_Set problem_: Print out every line, exactly as written.

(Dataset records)
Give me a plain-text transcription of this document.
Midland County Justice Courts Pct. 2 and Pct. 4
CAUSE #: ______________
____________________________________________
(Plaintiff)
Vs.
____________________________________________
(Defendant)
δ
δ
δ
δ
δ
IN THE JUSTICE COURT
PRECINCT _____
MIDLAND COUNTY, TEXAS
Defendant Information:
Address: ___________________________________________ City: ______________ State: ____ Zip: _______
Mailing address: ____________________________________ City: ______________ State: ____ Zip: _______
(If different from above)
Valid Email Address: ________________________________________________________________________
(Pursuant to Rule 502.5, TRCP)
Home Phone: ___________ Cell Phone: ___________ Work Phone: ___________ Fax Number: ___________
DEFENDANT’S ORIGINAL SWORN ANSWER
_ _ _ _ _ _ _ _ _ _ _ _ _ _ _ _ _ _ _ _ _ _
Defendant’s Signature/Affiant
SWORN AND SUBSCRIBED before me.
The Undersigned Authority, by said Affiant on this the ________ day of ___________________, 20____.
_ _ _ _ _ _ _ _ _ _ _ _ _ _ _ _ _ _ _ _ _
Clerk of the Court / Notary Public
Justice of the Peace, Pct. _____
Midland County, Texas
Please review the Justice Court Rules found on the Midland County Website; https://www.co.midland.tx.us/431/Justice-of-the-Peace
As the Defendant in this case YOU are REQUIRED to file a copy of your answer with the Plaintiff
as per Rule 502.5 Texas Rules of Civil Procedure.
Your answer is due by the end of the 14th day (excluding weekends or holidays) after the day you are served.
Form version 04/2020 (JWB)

_Solution for this problem_:
Give me a plain-text transcription of this document.
Midland County Justice Courts Pct. 2 and Pct. 4
CAUSE #: ______________
____________________________________________
(Plaintiff)
Vs.
____________________________________________
(Defendant)
δ
δ
δ
δ
δ
IN THE JUSTICE COURT
PRECINCT _____
MIDLAND COUNTY, TEXAS
Defendant Information:
Address: ___________________________________________ City: ______________ State: ____ Zip: _______
Mailing address: ____________________________________ City: ______________ State: ____ Zip: _______
(If different from above)
Valid Email Address: ________________________________________________________________________
(Pursuant to Rule 502.5, TRCP)
Home Phone: ___________ Cell Phone: ___________ Work Phone: ___________ Fax Number: ___________
DEFENDANT’S ORIGINAL SWORN ANSWER
_ _ _ _ _ _ _ _ _ _ _ _ _ _ _ _ _ _ _ _ _ _
Defendant’s Signature/Affiant
SWORN AND SUBSCRIBED before me.
The Undersigned Authority, by said Affiant on this the ________ day of ___________________, 20____.
_ _ _ _ _ _ _ _ _ _ _ _ _ _ _ _ _ _ _ _ _
Clerk of the Court / Notary Public
Justice of the Peace, Pct. _____
Midland County, Texas
Please review the Justice Court Rules found on the Midland County Website; https://www.co.midland.tx.us/431/Justice-of-the-Peace
As the Defendant in this case YOU are REQUIRED to file a copy of your answer with the Plaintiff
as per Rule 502.5 Texas Rules of Civil Procedure.
Your answer is due by the end of the 14th day (excluding weekends or holidays) after the day you are served.
Form version 04/2020 (JWB)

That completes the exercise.